[Stored entries]
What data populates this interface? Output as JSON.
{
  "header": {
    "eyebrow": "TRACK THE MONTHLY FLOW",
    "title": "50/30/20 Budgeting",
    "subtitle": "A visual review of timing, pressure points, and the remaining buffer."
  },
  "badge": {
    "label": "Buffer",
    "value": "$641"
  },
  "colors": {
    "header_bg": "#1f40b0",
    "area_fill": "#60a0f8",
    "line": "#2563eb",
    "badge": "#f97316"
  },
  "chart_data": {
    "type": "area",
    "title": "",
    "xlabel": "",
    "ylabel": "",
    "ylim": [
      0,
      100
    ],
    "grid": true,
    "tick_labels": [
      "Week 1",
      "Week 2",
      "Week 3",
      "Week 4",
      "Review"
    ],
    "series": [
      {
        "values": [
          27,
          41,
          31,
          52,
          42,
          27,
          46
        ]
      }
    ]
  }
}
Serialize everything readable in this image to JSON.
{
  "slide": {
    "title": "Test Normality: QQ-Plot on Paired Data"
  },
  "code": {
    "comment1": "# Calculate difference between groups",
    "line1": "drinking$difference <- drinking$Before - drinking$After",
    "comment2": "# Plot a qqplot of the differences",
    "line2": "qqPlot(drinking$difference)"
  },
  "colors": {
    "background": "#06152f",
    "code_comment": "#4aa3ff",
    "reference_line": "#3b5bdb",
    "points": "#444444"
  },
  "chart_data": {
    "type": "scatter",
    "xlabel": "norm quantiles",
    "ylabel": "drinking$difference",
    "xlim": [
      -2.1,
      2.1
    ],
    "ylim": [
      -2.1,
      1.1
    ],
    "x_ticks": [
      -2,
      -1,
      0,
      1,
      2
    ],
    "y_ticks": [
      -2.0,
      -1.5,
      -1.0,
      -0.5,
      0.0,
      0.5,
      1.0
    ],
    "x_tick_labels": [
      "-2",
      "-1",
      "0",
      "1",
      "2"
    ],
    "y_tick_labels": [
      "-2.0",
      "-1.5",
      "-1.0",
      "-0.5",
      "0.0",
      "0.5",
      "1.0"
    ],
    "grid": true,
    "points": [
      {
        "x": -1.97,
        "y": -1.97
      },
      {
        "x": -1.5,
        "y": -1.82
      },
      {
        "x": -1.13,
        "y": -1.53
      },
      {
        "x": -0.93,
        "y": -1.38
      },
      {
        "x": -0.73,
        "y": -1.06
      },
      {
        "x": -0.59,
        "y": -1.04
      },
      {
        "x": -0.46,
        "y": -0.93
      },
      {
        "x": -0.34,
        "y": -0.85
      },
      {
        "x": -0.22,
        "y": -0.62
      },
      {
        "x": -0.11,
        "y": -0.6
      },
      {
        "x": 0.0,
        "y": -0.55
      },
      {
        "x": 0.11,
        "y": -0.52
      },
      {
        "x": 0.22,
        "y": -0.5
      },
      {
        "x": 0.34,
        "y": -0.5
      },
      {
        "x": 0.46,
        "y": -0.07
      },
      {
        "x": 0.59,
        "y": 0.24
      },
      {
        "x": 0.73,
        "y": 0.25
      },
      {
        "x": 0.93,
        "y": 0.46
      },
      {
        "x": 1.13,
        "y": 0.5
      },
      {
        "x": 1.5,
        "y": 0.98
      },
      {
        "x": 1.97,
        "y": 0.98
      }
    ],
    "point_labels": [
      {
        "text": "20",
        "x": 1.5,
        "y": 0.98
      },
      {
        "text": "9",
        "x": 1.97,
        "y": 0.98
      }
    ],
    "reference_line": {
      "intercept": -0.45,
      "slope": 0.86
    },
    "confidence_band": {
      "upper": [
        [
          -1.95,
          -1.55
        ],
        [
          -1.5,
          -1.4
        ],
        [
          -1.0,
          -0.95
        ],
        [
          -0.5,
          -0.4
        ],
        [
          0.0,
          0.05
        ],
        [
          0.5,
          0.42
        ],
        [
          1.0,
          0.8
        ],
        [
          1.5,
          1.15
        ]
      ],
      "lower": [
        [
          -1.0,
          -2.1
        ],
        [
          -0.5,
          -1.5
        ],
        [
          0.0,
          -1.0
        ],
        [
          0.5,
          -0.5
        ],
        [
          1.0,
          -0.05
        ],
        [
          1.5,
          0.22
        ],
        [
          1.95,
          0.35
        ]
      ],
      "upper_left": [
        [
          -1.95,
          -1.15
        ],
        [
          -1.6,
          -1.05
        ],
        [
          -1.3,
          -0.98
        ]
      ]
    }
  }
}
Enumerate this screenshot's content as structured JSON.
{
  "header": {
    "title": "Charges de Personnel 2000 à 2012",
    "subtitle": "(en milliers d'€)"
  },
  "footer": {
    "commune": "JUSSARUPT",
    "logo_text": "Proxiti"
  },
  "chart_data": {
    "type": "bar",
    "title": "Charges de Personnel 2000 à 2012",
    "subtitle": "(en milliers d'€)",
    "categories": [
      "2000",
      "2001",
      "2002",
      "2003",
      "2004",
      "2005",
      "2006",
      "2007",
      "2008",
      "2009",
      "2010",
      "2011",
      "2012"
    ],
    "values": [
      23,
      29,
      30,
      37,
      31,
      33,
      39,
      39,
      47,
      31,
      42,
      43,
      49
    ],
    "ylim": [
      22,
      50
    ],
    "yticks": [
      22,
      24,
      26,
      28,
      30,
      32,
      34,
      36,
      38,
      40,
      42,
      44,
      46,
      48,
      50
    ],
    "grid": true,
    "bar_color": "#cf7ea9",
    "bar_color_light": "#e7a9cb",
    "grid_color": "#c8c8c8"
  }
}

◆ Task statement ◆
Locate the word "ylabel" in the records and collect each line it appears in.

◆ Reply to the exercise ◆
    "ylabel": "",
    "ylabel": "drinking$difference",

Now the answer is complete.